Aim of the task:
Within the material below, find each line bearing the word "your" and present it.
===== Provided data
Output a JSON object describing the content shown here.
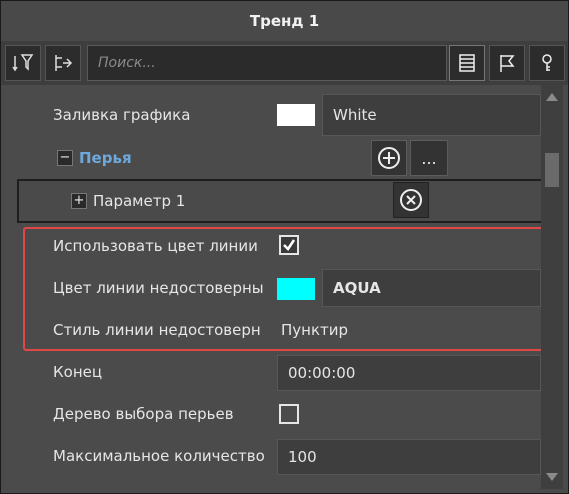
{
  "window": {
    "title": "Тренд 1"
  },
  "toolbar": {
    "search_placeholder": "Поиск...",
    "icons": [
      "sort-filter-icon",
      "collapse-tree-icon",
      "list-view-icon",
      "flag-icon",
      "key-icon"
    ]
  },
  "properties": {
    "chart_fill": {
      "label": "Заливка графика",
      "color_name": "White",
      "color": "#ffffff"
    },
    "pens_group": {
      "label": "Перья",
      "add_icon": "plus-circle-icon",
      "more_label": "..."
    },
    "param1": {
      "label": "Параметр 1",
      "remove_icon": "close-circle-icon"
    },
    "use_line_color": {
      "label": "Использовать цвет линии",
      "checked": true
    },
    "unreliable_color": {
      "label": "Цвет линии недостоверны",
      "color_name": "AQUA",
      "color": "#00ffff"
    },
    "unreliable_style": {
      "label": "Стиль линии недостоверн",
      "value": "Пунктир"
    },
    "end": {
      "label": "Конец",
      "value": "00:00:00"
    },
    "pen_tree": {
      "label": "Дерево выбора перьев",
      "checked": false
    },
    "max_count": {
      "label": "Максимальное количество",
      "value": "100"
    }
  },
  "colors": {
    "highlight": "#e04848",
    "group_label": "#6fa8dc"
  }
}
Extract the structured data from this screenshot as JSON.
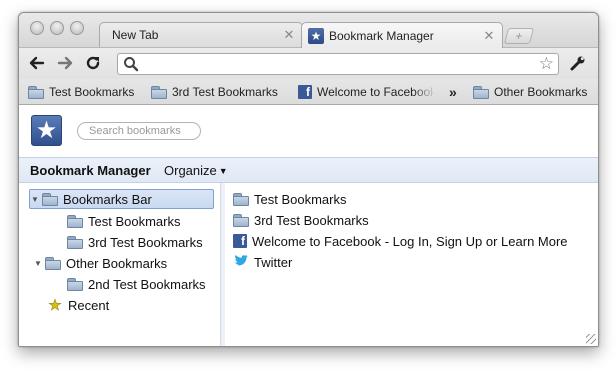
{
  "tabs": [
    {
      "title": "New Tab"
    },
    {
      "title": "Bookmark Manager",
      "icon": "bookmark-star-icon"
    }
  ],
  "omnibox": {
    "value": "",
    "placeholder": ""
  },
  "bookmarks_bar": {
    "items": [
      {
        "label": "Test Bookmarks",
        "icon": "folder-icon"
      },
      {
        "label": "3rd Test Bookmarks",
        "icon": "folder-icon"
      },
      {
        "label": "Welcome to Facebook",
        "icon": "facebook-icon"
      },
      {
        "label": "Other Bookmarks",
        "icon": "folder-icon"
      }
    ],
    "overflow_label": "»"
  },
  "manager": {
    "search_placeholder": "Search bookmarks",
    "title": "Bookmark Manager",
    "organize_label": "Organize"
  },
  "tree": [
    {
      "label": "Bookmarks Bar",
      "expanded": true,
      "selected": true
    },
    {
      "label": "Test Bookmarks"
    },
    {
      "label": "3rd Test Bookmarks"
    },
    {
      "label": "Other Bookmarks",
      "expanded": true
    },
    {
      "label": "2nd Test Bookmarks"
    },
    {
      "label": "Recent",
      "icon": "star-icon"
    }
  ],
  "list": [
    {
      "label": "Test Bookmarks",
      "icon": "folder-icon"
    },
    {
      "label": "3rd Test Bookmarks",
      "icon": "folder-icon"
    },
    {
      "label": "Welcome to Facebook - Log In, Sign Up or Learn More",
      "icon": "facebook-icon"
    },
    {
      "label": "Twitter",
      "icon": "twitter-icon"
    }
  ],
  "colors": {
    "selection_bg": "#c8d9f1",
    "header_bg": "#dfe8f5",
    "facebook": "#3b5998",
    "twitter": "#2fa7e0"
  }
}
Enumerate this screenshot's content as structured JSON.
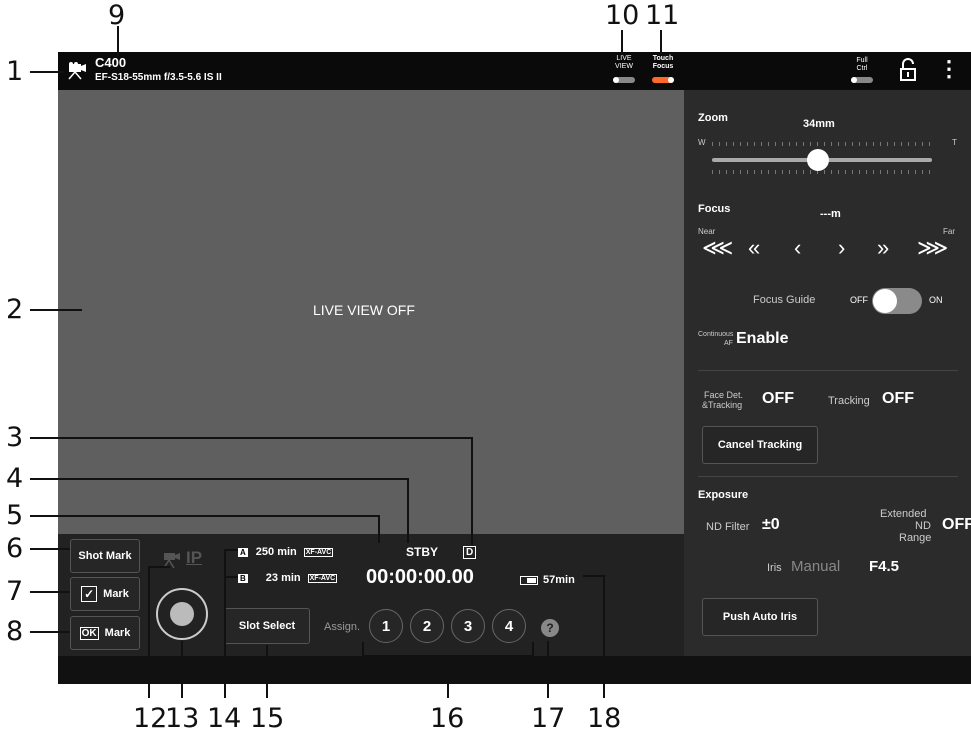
{
  "callouts": [
    "1",
    "2",
    "3",
    "4",
    "5",
    "6",
    "7",
    "8",
    "9",
    "10",
    "11",
    "12",
    "13",
    "14",
    "15",
    "16",
    "17",
    "18"
  ],
  "topbar": {
    "camera_name": "C400",
    "lens_name": "EF-S18-55mm f/3.5-5.6 IS II",
    "live_view_label_1": "LIVE",
    "live_view_label_2": "VIEW",
    "touch_focus_label_1": "Touch",
    "touch_focus_label_2": "Focus",
    "full_ctrl_label_1": "Full",
    "full_ctrl_label_2": "Ctrl",
    "menu_glyph": "⋮"
  },
  "preview": {
    "status_text": "LIVE VIEW OFF"
  },
  "recording": {
    "mode": "STBY",
    "timecode": "00:00:00.00",
    "d_icon": "D",
    "slot_a_letter": "A",
    "slot_a_time": "250 min",
    "slot_a_format": "XF-AVC",
    "slot_b_letter": "B",
    "slot_b_time": "23 min",
    "slot_b_format": "XF-AVC",
    "battery_time": "57min",
    "ip_label": "IP"
  },
  "buttons": {
    "shot_mark": "Shot Mark",
    "check_mark": "Mark",
    "check_glyph": "✓",
    "ok_mark": "Mark",
    "ok_glyph": "OK",
    "slot_select": "Slot Select",
    "assign_label": "Assign.",
    "assign_1": "1",
    "assign_2": "2",
    "assign_3": "3",
    "assign_4": "4",
    "help": "?"
  },
  "panel": {
    "zoom_label": "Zoom",
    "zoom_value": "34mm",
    "zoom_w": "W",
    "zoom_t": "T",
    "zoom_level": 0.48,
    "focus_label": "Focus",
    "focus_value": "---m",
    "focus_near": "Near",
    "focus_far": "Far",
    "focus_buttons": [
      "⋘",
      "«",
      "‹",
      "›",
      "»",
      "⋙"
    ],
    "focus_guide_label": "Focus Guide",
    "focus_guide_off": "OFF",
    "focus_guide_on": "ON",
    "continuous_af_label_1": "Continuous",
    "continuous_af_label_2": "AF",
    "continuous_af_value": "Enable",
    "face_det_label_1": "Face Det.",
    "face_det_label_2": "&Tracking",
    "face_det_value": "OFF",
    "tracking_label": "Tracking",
    "tracking_value": "OFF",
    "cancel_tracking": "Cancel Tracking",
    "exposure_label": "Exposure",
    "nd_filter_label": "ND Filter",
    "nd_filter_value": "±0",
    "extended_nd_label_1": "Extended",
    "extended_nd_label_2": "ND",
    "extended_nd_label_3": "Range",
    "extended_nd_value": "OFF",
    "iris_label": "Iris",
    "iris_mode": "Manual",
    "iris_value": "F4.5",
    "push_auto_iris": "Push Auto Iris"
  },
  "colors": {
    "accent_orange": "#ff6a2b",
    "preview_gray": "#5f5f5f",
    "panel_bg": "#2b2b2b"
  }
}
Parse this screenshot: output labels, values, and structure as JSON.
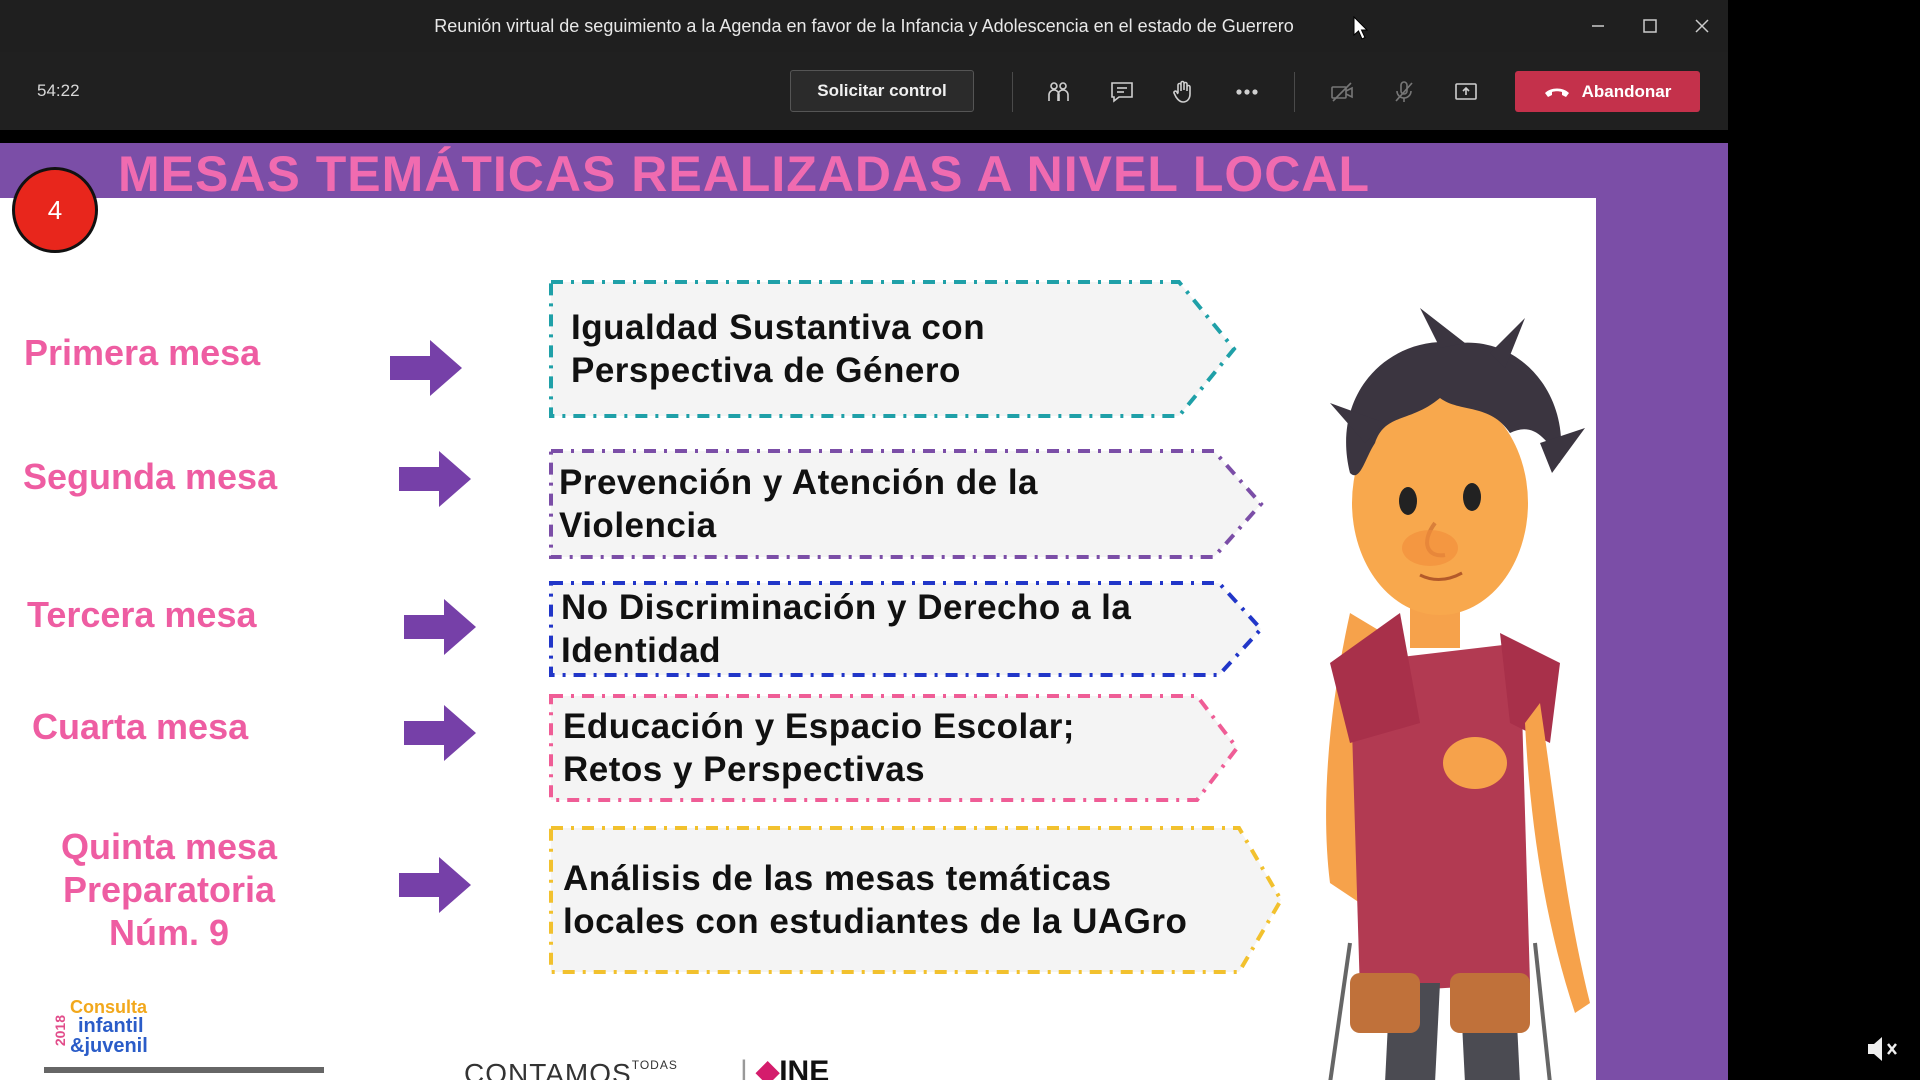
{
  "window": {
    "title": "Reunión virtual de seguimiento a la Agenda en favor de la Infancia y Adolescencia en el estado de Guerrero"
  },
  "toolbar": {
    "timer": "54:22",
    "request_control_label": "Solicitar control",
    "leave_label": "Abandonar",
    "icons": [
      "participants-icon",
      "chat-icon",
      "raise-hand-icon",
      "more-icon",
      "camera-off-icon",
      "mic-off-icon",
      "share-icon"
    ],
    "leave_color": "#c4314b"
  },
  "slide": {
    "number": "4",
    "title": "MESAS TEMÁTICAS REALIZADAS A NIVEL LOCAL",
    "title_color": "#f06bb0",
    "accent_color": "#7b4ea7",
    "mesas": [
      {
        "label": "Primera mesa",
        "topic": "Igualdad Sustantiva con Perspectiva de Género",
        "border_color": "#1fa0a8"
      },
      {
        "label": "Segunda mesa",
        "topic": "Prevención y Atención de la Violencia",
        "border_color": "#7b4ea7"
      },
      {
        "label": "Tercera mesa",
        "topic": "No Discriminación y Derecho a la Identidad",
        "border_color": "#2136c8"
      },
      {
        "label": "Cuarta mesa",
        "topic": "Educación y Espacio Escolar; Retos y Perspectivas",
        "border_color": "#ef5d96"
      },
      {
        "label": "Quinta mesa Preparatoria Núm. 9",
        "topic": "Análisis de las mesas temáticas locales con estudiantes de la UAGro",
        "border_color": "#f2c12e"
      }
    ],
    "footer": {
      "consulta_year": "2018",
      "consulta_line1": "Consulta",
      "consulta_line2": "infantil",
      "consulta_line3": "&juvenil",
      "contamos": "CONTAMOS",
      "contamos_small": "TODAS",
      "ine": "INE"
    }
  }
}
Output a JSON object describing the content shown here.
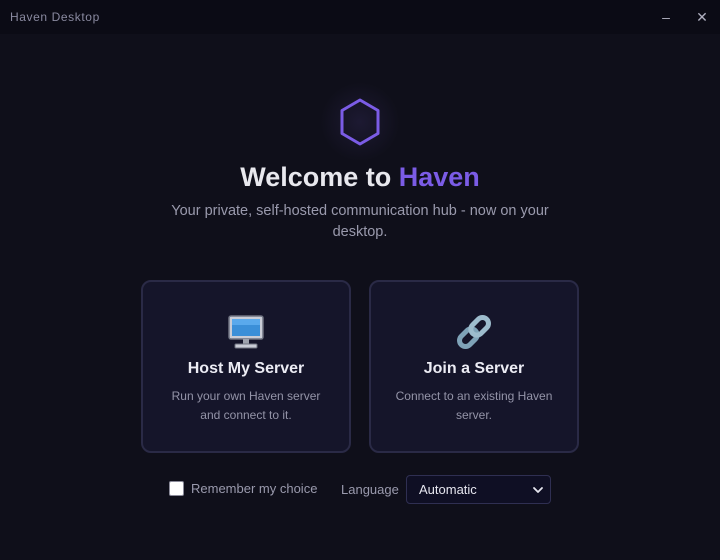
{
  "window": {
    "title": "Haven Desktop",
    "minimize_label": "–",
    "close_label": "✕"
  },
  "welcome": {
    "heading_prefix": "Welcome to ",
    "heading_brand": "Haven",
    "subtitle": "Your private, self-hosted communication hub - now on your desktop."
  },
  "options": {
    "host": {
      "icon": "desktop-computer-icon",
      "title": "Host My Server",
      "description": "Run your own Haven server and connect to it."
    },
    "join": {
      "icon": "link-icon",
      "title": "Join a Server",
      "description": "Connect to an existing Haven server."
    }
  },
  "footer": {
    "remember_label": "Remember my choice",
    "remember_checked": false,
    "language_label": "Language",
    "language_value": "Automatic"
  },
  "colors": {
    "background": "#0f0f1a",
    "accent": "#7b5ce6",
    "card_background": "#15152a",
    "card_border": "#2a2a46"
  }
}
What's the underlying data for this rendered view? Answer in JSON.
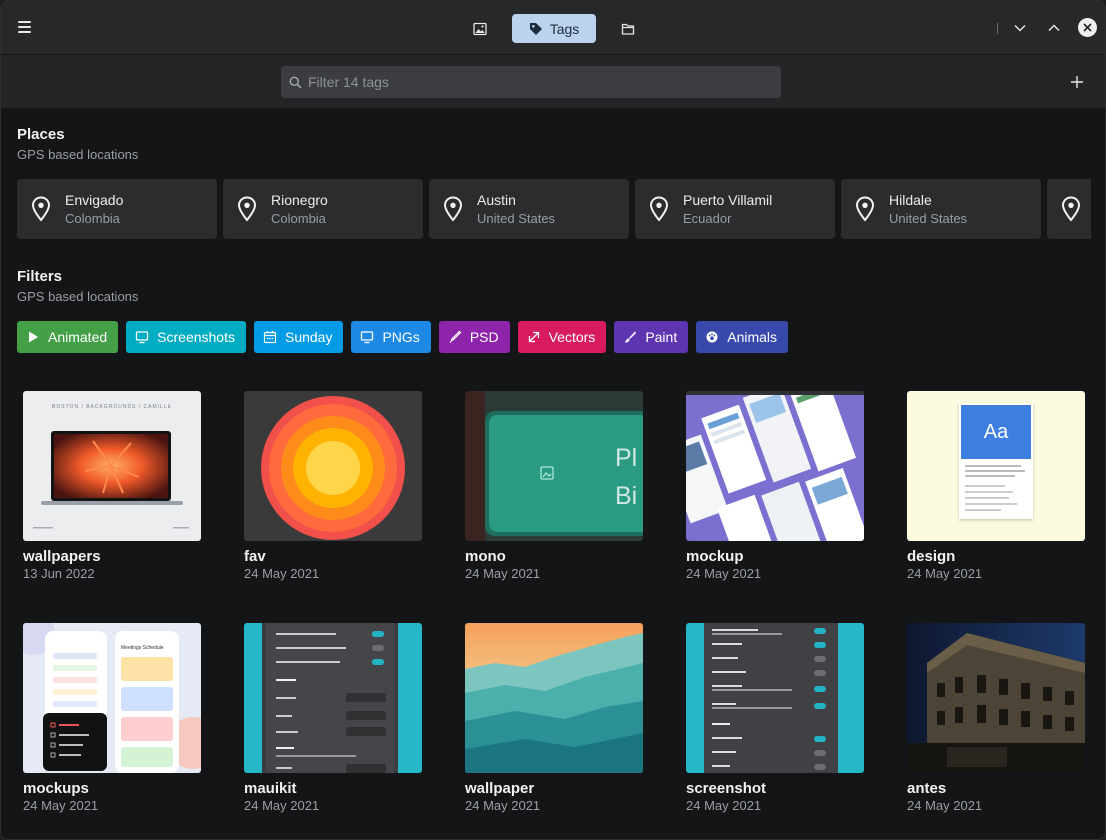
{
  "header": {
    "tags_label": "Tags"
  },
  "search": {
    "placeholder": "Filter 14 tags"
  },
  "places": {
    "title": "Places",
    "subtitle": "GPS based locations",
    "items": [
      {
        "city": "Envigado",
        "country": "Colombia"
      },
      {
        "city": "Rionegro",
        "country": "Colombia"
      },
      {
        "city": "Austin",
        "country": "United States"
      },
      {
        "city": "Puerto Villamil",
        "country": "Ecuador"
      },
      {
        "city": "Hildale",
        "country": "United States"
      },
      {
        "city": "",
        "country": ""
      }
    ]
  },
  "filters": {
    "title": "Filters",
    "subtitle": "GPS based locations",
    "items": [
      {
        "label": "Animated",
        "icon": "play-icon",
        "color": "#43a047"
      },
      {
        "label": "Screenshots",
        "icon": "monitor-icon",
        "color": "#00acc1"
      },
      {
        "label": "Sunday",
        "icon": "calendar-icon",
        "color": "#039be5"
      },
      {
        "label": "PNGs",
        "icon": "monitor-icon",
        "color": "#1e88e5"
      },
      {
        "label": "PSD",
        "icon": "brush-icon",
        "color": "#8e24aa"
      },
      {
        "label": "Vectors",
        "icon": "resize-arrow-icon",
        "color": "#d81b60"
      },
      {
        "label": "Paint",
        "icon": "paintbrush-icon",
        "color": "#5e35b1"
      },
      {
        "label": "Animals",
        "icon": "paw-icon",
        "color": "#3949ab"
      }
    ]
  },
  "tags": [
    {
      "name": "wallpapers",
      "date": "13 Jun 2022"
    },
    {
      "name": "fav",
      "date": "24 May 2021"
    },
    {
      "name": "mono",
      "date": "24 May 2021"
    },
    {
      "name": "mockup",
      "date": "24 May 2021"
    },
    {
      "name": "design",
      "date": "24 May 2021"
    },
    {
      "name": "mockups",
      "date": "24 May 2021"
    },
    {
      "name": "mauikit",
      "date": "24 May 2021"
    },
    {
      "name": "wallpaper",
      "date": "24 May 2021"
    },
    {
      "name": "screenshot",
      "date": "24 May 2021"
    },
    {
      "name": "antes",
      "date": "24 May 2021"
    }
  ],
  "thumb_text": {
    "wallpapers_brand": "BOSTON / BACKGROUNDS / CAMILLE",
    "mono_text": "Pl Bi",
    "design_glyph": "Aa",
    "mockups_title": "Meetings Schedule"
  }
}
==========
Expected output:
    "subtitle": "Your private, self-hosted communication hub - now on your desktop."
      "description": "Run your own Haven server and connect to it."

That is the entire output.